*Task goal*. Only the pictures are to be left out; set down the rest of the records exactly.

Source records
--------

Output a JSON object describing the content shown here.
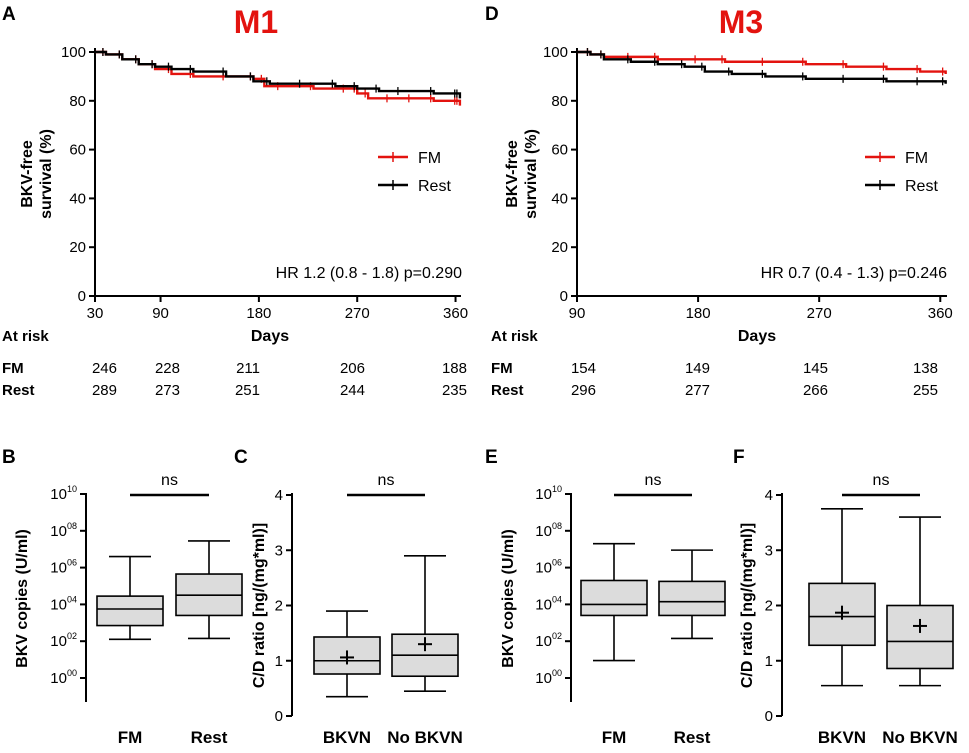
{
  "colors": {
    "fm": "#e3130f",
    "rest": "#000000",
    "box": "#dcdcdc",
    "title": "#e3130f"
  },
  "chart_data": [
    {
      "panel": "A",
      "type": "line",
      "title": "M1",
      "ylabel_lines": [
        "BKV-free",
        "survival (%)"
      ],
      "xlabel": "Days",
      "xlim": [
        30,
        365
      ],
      "ylim": [
        0,
        100
      ],
      "xticks": [
        30,
        90,
        180,
        270,
        360
      ],
      "yticks": [
        0,
        20,
        40,
        60,
        80,
        100
      ],
      "series": [
        {
          "name": "FM",
          "color": "#e3130f",
          "x": [
            30,
            40,
            55,
            70,
            85,
            100,
            120,
            150,
            175,
            185,
            200,
            230,
            260,
            270,
            280,
            300,
            320,
            340,
            362,
            364
          ],
          "y": [
            100,
            99,
            97,
            95,
            93,
            91,
            90,
            90,
            89,
            86,
            86,
            85,
            85,
            83,
            81,
            81,
            81,
            80,
            80,
            78
          ]
        },
        {
          "name": "Rest",
          "color": "#000000",
          "x": [
            30,
            40,
            55,
            70,
            85,
            100,
            120,
            150,
            175,
            190,
            220,
            250,
            270,
            290,
            310,
            340,
            362,
            364
          ],
          "y": [
            100,
            99,
            97,
            95,
            94,
            93,
            92,
            90,
            88,
            87,
            87,
            86,
            85,
            84,
            84,
            83,
            83,
            81
          ]
        }
      ],
      "legend": [
        "FM",
        "Rest"
      ],
      "annotation": "HR 1.2 (0.8 - 1.8) p=0.290",
      "at_risk": {
        "header": "At risk",
        "rows": [
          {
            "label": "FM",
            "values": [
              "246",
              "228",
              "211",
              "206",
              "188"
            ]
          },
          {
            "label": "Rest",
            "values": [
              "289",
              "273",
              "251",
              "244",
              "235"
            ]
          }
        ]
      }
    },
    {
      "panel": "D",
      "type": "line",
      "title": "M3",
      "ylabel_lines": [
        "BKV-free",
        "survival (%)"
      ],
      "xlabel": "Days",
      "xlim": [
        90,
        365
      ],
      "ylim": [
        0,
        100
      ],
      "xticks": [
        90,
        180,
        270,
        360
      ],
      "yticks": [
        0,
        20,
        40,
        60,
        80,
        100
      ],
      "series": [
        {
          "name": "FM",
          "color": "#e3130f",
          "x": [
            90,
            100,
            110,
            130,
            150,
            180,
            200,
            230,
            260,
            290,
            320,
            345,
            364
          ],
          "y": [
            100,
            99,
            98,
            98,
            97,
            97,
            96,
            96,
            95,
            94,
            93,
            92,
            91
          ]
        },
        {
          "name": "Rest",
          "color": "#000000",
          "x": [
            90,
            100,
            110,
            130,
            150,
            170,
            185,
            205,
            230,
            260,
            290,
            320,
            345,
            364
          ],
          "y": [
            100,
            99,
            97,
            96,
            95,
            94,
            92,
            91,
            90,
            89,
            89,
            88,
            88,
            87
          ]
        }
      ],
      "legend": [
        "FM",
        "Rest"
      ],
      "annotation": "HR 0.7 (0.4 - 1.3) p=0.246",
      "at_risk": {
        "header": "At risk",
        "rows": [
          {
            "label": "FM",
            "values": [
              "154",
              "149",
              "145",
              "138"
            ]
          },
          {
            "label": "Rest",
            "values": [
              "296",
              "277",
              "266",
              "255"
            ]
          }
        ]
      }
    },
    {
      "panel": "B",
      "type": "box",
      "scale": "log10",
      "ylim_exp": [
        -1,
        10
      ],
      "ylabel": "BKV copies (U/ml)",
      "ytick_exps": [
        "00",
        "02",
        "04",
        "06",
        "08",
        "10"
      ],
      "categories": [
        "FM",
        "Rest"
      ],
      "significance": "ns",
      "boxes": [
        {
          "min": 2.1,
          "q1": 2.85,
          "median": 3.75,
          "q3": 4.45,
          "max": 6.6
        },
        {
          "min": 2.15,
          "q1": 3.4,
          "median": 4.5,
          "q3": 5.65,
          "max": 7.45
        }
      ]
    },
    {
      "panel": "C",
      "type": "box",
      "ylim": [
        0,
        4
      ],
      "ylabel": "C/D ratio [ng/(mg*ml)]",
      "yticks": [
        "0",
        "1",
        "2",
        "3",
        "4"
      ],
      "categories": [
        "BKVN",
        "No BKVN"
      ],
      "significance": "ns",
      "boxes": [
        {
          "min": 0.35,
          "q1": 0.76,
          "median": 1.0,
          "q3": 1.43,
          "max": 1.9,
          "mean": 1.06
        },
        {
          "min": 0.45,
          "q1": 0.72,
          "median": 1.1,
          "q3": 1.48,
          "max": 2.9,
          "mean": 1.3
        }
      ]
    },
    {
      "panel": "E",
      "type": "box",
      "scale": "log10",
      "ylim_exp": [
        -1,
        10
      ],
      "ylabel": "BKV copies (U/ml)",
      "ytick_exps": [
        "00",
        "02",
        "04",
        "06",
        "08",
        "10"
      ],
      "categories": [
        "FM",
        "Rest"
      ],
      "significance": "ns",
      "boxes": [
        {
          "min": 0.95,
          "q1": 3.4,
          "median": 4.0,
          "q3": 5.3,
          "max": 7.3
        },
        {
          "min": 2.15,
          "q1": 3.4,
          "median": 4.15,
          "q3": 5.25,
          "max": 6.95
        }
      ]
    },
    {
      "panel": "F",
      "type": "box",
      "ylim": [
        0,
        4
      ],
      "ylabel": "C/D ratio [ng/(mg*ml)]",
      "yticks": [
        "0",
        "1",
        "2",
        "3",
        "4"
      ],
      "categories": [
        "BKVN",
        "No BKVN"
      ],
      "significance": "ns",
      "boxes": [
        {
          "min": 0.55,
          "q1": 1.28,
          "median": 1.8,
          "q3": 2.4,
          "max": 3.75,
          "mean": 1.87
        },
        {
          "min": 0.55,
          "q1": 0.86,
          "median": 1.35,
          "q3": 2.0,
          "max": 3.6,
          "mean": 1.63
        }
      ]
    }
  ]
}
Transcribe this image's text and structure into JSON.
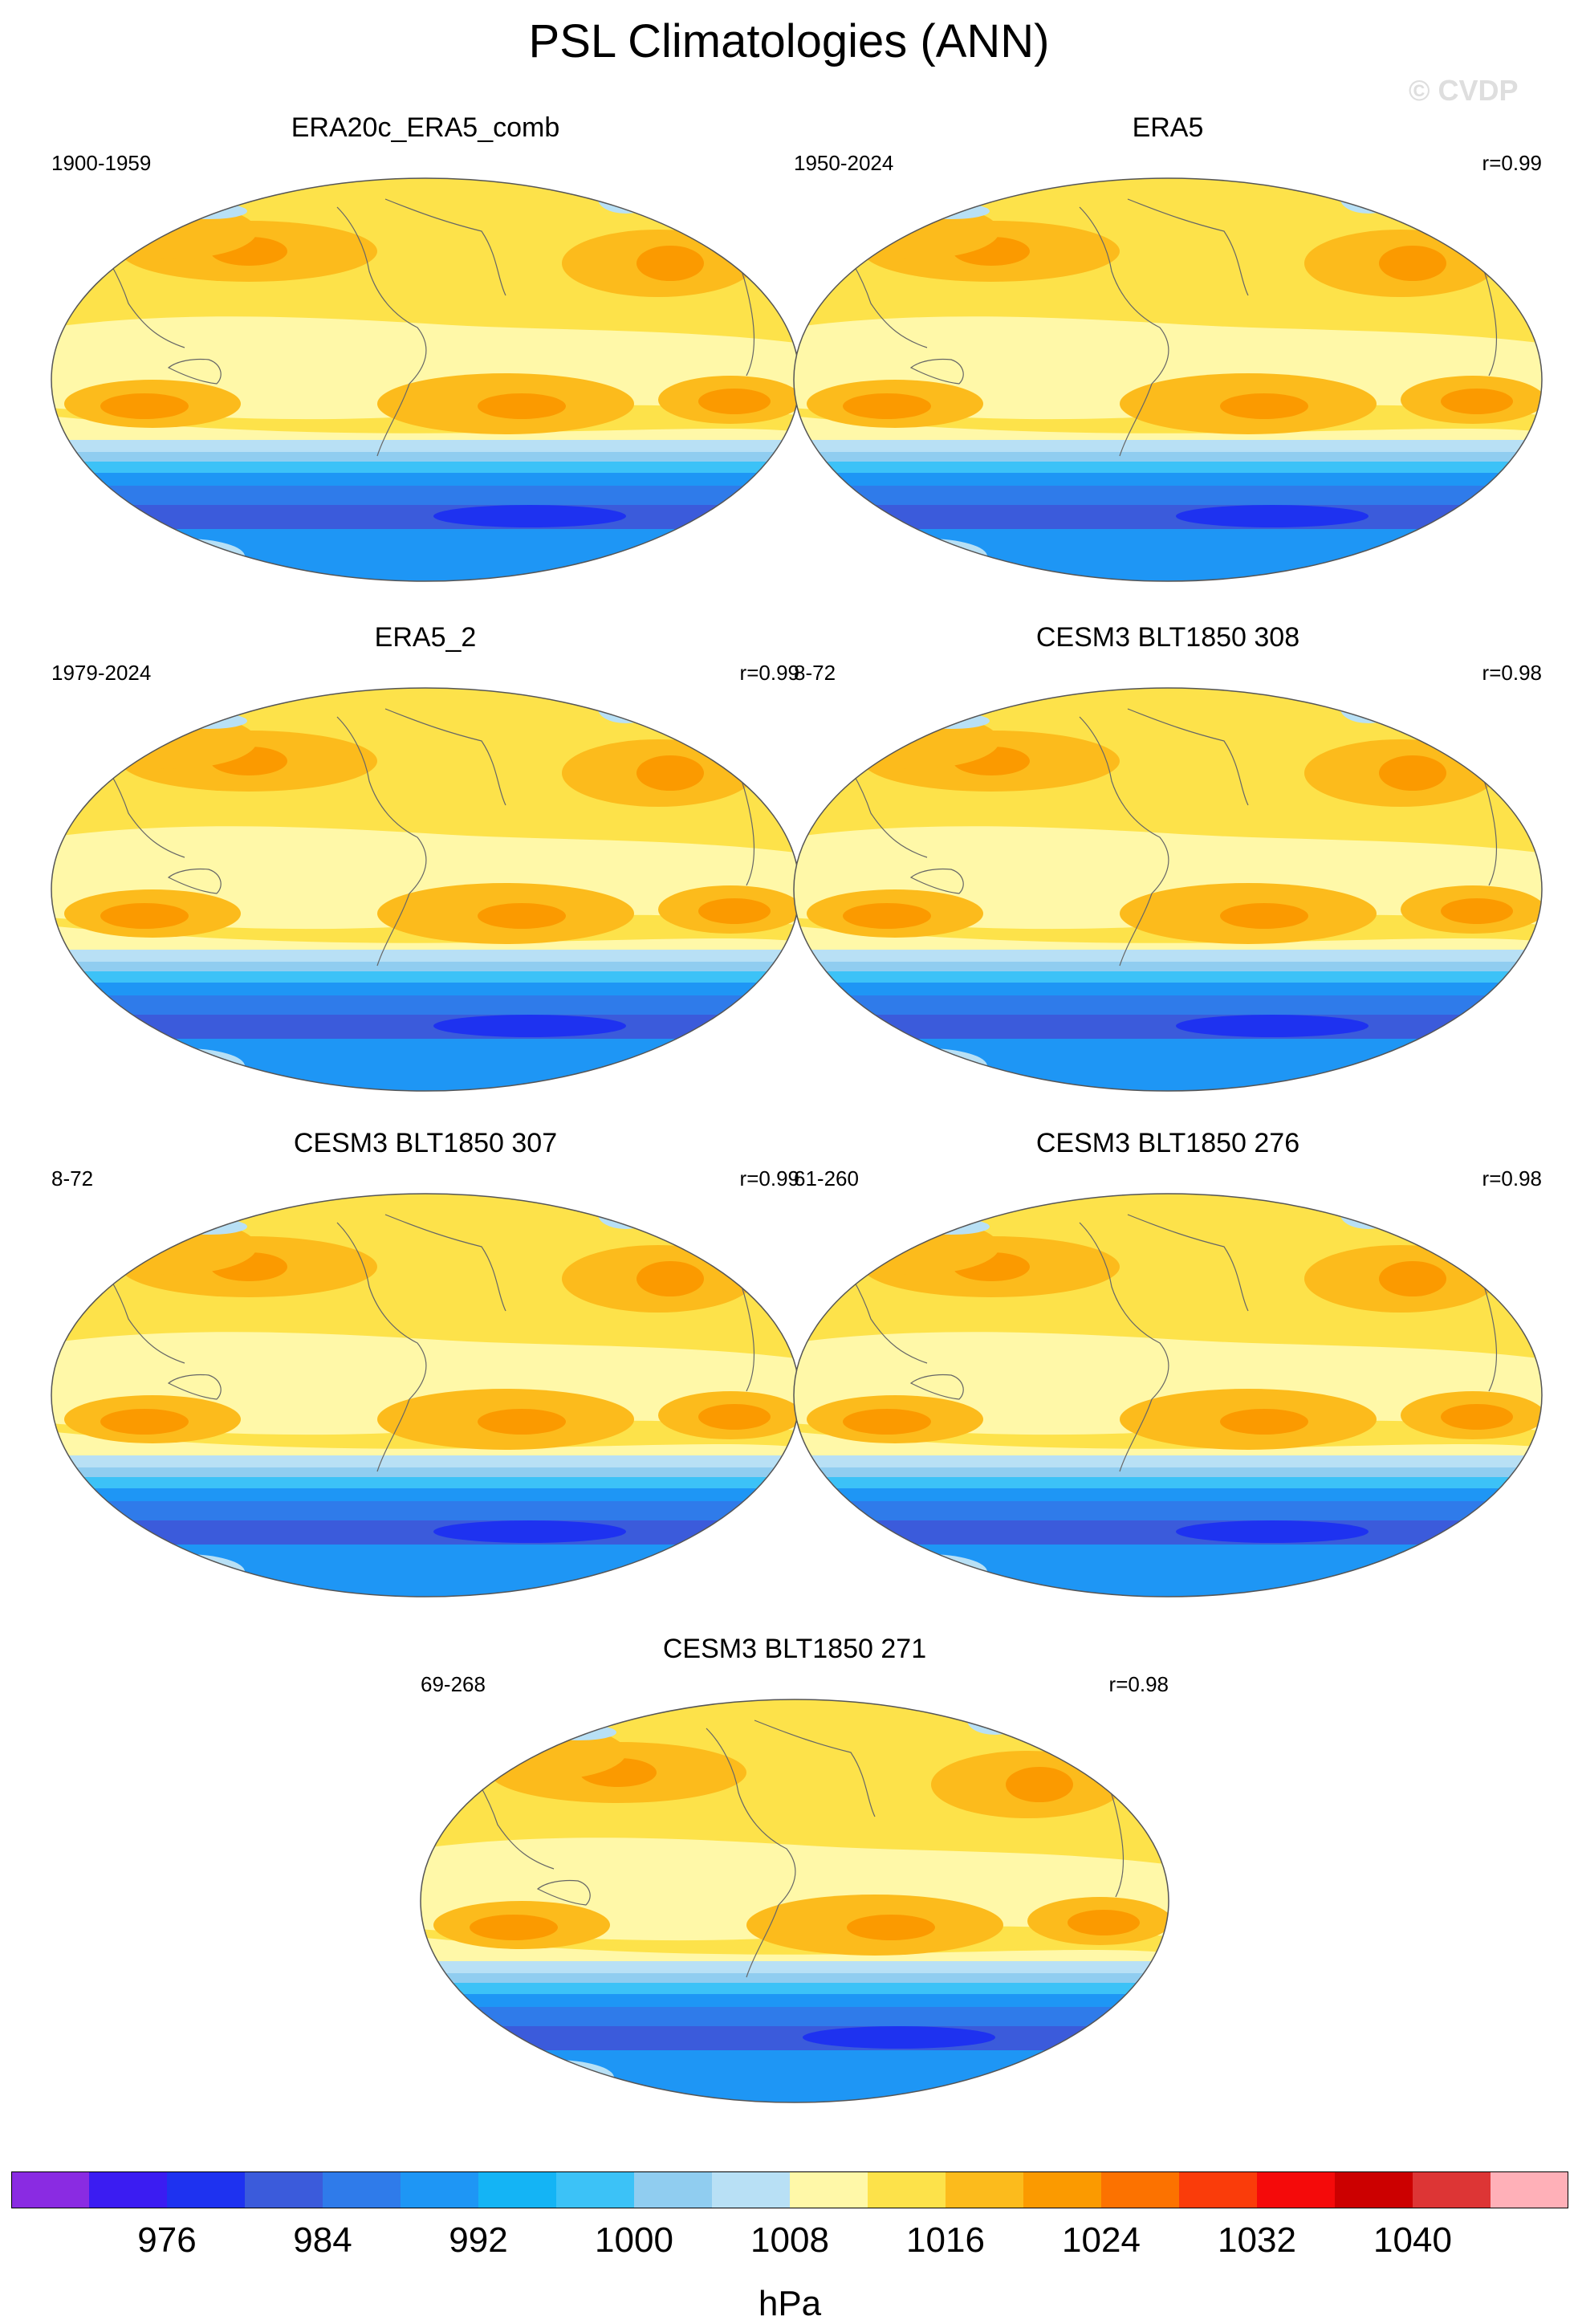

--------

*The solution*.
Output a JSON object describing the content shown here.
{
  "colors": {
    "fm": "#e3130f",
    "rest": "#000000",
    "box": "#dcdcdc",
    "title": "#e3130f"
  },
  "chart_data": [
    {
      "panel": "A",
      "type": "line",
      "title": "M1",
      "ylabel_lines": [
        "BKV-free",
        "survival (%)"
      ],
      "xlabel": "Days",
      "xlim": [
        30,
        365
      ],
      "ylim": [
        0,
        100
      ],
      "xticks": [
        30,
        90,
        180,
        270,
        360
      ],
      "yticks": [
        0,
        20,
        40,
        60,
        80,
        100
      ],
      "series": [
        {
          "name": "FM",
          "color": "#e3130f",
          "x": [
            30,
            40,
            55,
            70,
            85,
            100,
            120,
            150,
            175,
            185,
            200,
            230,
            260,
            270,
            280,
            300,
            320,
            340,
            362,
            364
          ],
          "y": [
            100,
            99,
            97,
            95,
            93,
            91,
            90,
            90,
            89,
            86,
            86,
            85,
            85,
            83,
            81,
            81,
            81,
            80,
            80,
            78
          ]
        },
        {
          "name": "Rest",
          "color": "#000000",
          "x": [
            30,
            40,
            55,
            70,
            85,
            100,
            120,
            150,
            175,
            190,
            220,
            250,
            270,
            290,
            310,
            340,
            362,
            364
          ],
          "y": [
            100,
            99,
            97,
            95,
            94,
            93,
            92,
            90,
            88,
            87,
            87,
            86,
            85,
            84,
            84,
            83,
            83,
            81
          ]
        }
      ],
      "legend": [
        "FM",
        "Rest"
      ],
      "annotation": "HR 1.2 (0.8 - 1.8) p=0.290",
      "at_risk": {
        "header": "At risk",
        "rows": [
          {
            "label": "FM",
            "values": [
              "246",
              "228",
              "211",
              "206",
              "188"
            ]
          },
          {
            "label": "Rest",
            "values": [
              "289",
              "273",
              "251",
              "244",
              "235"
            ]
          }
        ]
      }
    },
    {
      "panel": "D",
      "type": "line",
      "title": "M3",
      "ylabel_lines": [
        "BKV-free",
        "survival (%)"
      ],
      "xlabel": "Days",
      "xlim": [
        90,
        365
      ],
      "ylim": [
        0,
        100
      ],
      "xticks": [
        90,
        180,
        270,
        360
      ],
      "yticks": [
        0,
        20,
        40,
        60,
        80,
        100
      ],
      "series": [
        {
          "name": "FM",
          "color": "#e3130f",
          "x": [
            90,
            100,
            110,
            130,
            150,
            180,
            200,
            230,
            260,
            290,
            320,
            345,
            364
          ],
          "y": [
            100,
            99,
            98,
            98,
            97,
            97,
            96,
            96,
            95,
            94,
            93,
            92,
            91
          ]
        },
        {
          "name": "Rest",
          "color": "#000000",
          "x": [
            90,
            100,
            110,
            130,
            150,
            170,
            185,
            205,
            230,
            260,
            290,
            320,
            345,
            364
          ],
          "y": [
            100,
            99,
            97,
            96,
            95,
            94,
            92,
            91,
            90,
            89,
            89,
            88,
            88,
            87
          ]
        }
      ],
      "legend": [
        "FM",
        "Rest"
      ],
      "annotation": "HR 0.7 (0.4 - 1.3) p=0.246",
      "at_risk": {
        "header": "At risk",
        "rows": [
          {
            "label": "FM",
            "values": [
              "154",
              "149",
              "145",
              "138"
            ]
          },
          {
            "label": "Rest",
            "values": [
              "296",
              "277",
              "266",
              "255"
            ]
          }
        ]
      }
    },
    {
      "panel": "B",
      "type": "box",
      "scale": "log10",
      "ylim_exp": [
        -1,
        10
      ],
      "ylabel": "BKV copies (U/ml)",
      "ytick_exps": [
        "00",
        "02",
        "04",
        "06",
        "08",
        "10"
      ],
      "categories": [
        "FM",
        "Rest"
      ],
      "significance": "ns",
      "boxes": [
        {
          "min": 2.1,
          "q1": 2.85,
          "median": 3.75,
          "q3": 4.45,
          "max": 6.6
        },
        {
          "min": 2.15,
          "q1": 3.4,
          "median": 4.5,
          "q3": 5.65,
          "max": 7.45
        }
      ]
    },
    {
      "panel": "C",
      "type": "box",
      "ylim": [
        0,
        4
      ],
      "ylabel": "C/D ratio [ng/(mg*ml)]",
      "yticks": [
        "0",
        "1",
        "2",
        "3",
        "4"
      ],
      "categories": [
        "BKVN",
        "No BKVN"
      ],
      "significance": "ns",
      "boxes": [
        {
          "min": 0.35,
          "q1": 0.76,
          "median": 1.0,
          "q3": 1.43,
          "max": 1.9,
          "mean": 1.06
        },
        {
          "min": 0.45,
          "q1": 0.72,
          "median": 1.1,
          "q3": 1.48,
          "max": 2.9,
          "mean": 1.3
        }
      ]
    },
    {
      "panel": "E",
      "type": "box",
      "scale": "log10",
      "ylim_exp": [
        -1,
        10
      ],
      "ylabel": "BKV copies (U/ml)",
      "ytick_exps": [
        "00",
        "02",
        "04",
        "06",
        "08",
        "10"
      ],
      "categories": [
        "FM",
        "Rest"
      ],
      "significance": "ns",
      "boxes": [
        {
          "min": 0.95,
          "q1": 3.4,
          "median": 4.0,
          "q3": 5.3,
          "max": 7.3
        },
        {
          "min": 2.15,
          "q1": 3.4,
          "median": 4.15,
          "q3": 5.25,
          "max": 6.95
        }
      ]
    },
    {
      "panel": "F",
      "type": "box",
      "ylim": [
        0,
        4
      ],
      "ylabel": "C/D ratio [ng/(mg*ml)]",
      "yticks": [
        "0",
        "1",
        "2",
        "3",
        "4"
      ],
      "categories": [
        "BKVN",
        "No BKVN"
      ],
      "significance": "ns",
      "boxes": [
        {
          "min": 0.55,
          "q1": 1.28,
          "median": 1.8,
          "q3": 2.4,
          "max": 3.75,
          "mean": 1.87
        },
        {
          "min": 0.55,
          "q1": 0.86,
          "median": 1.35,
          "q3": 2.0,
          "max": 3.6,
          "mean": 1.63
        }
      ]
    }
  ]
}
Transcribe this image's text and structure into JSON.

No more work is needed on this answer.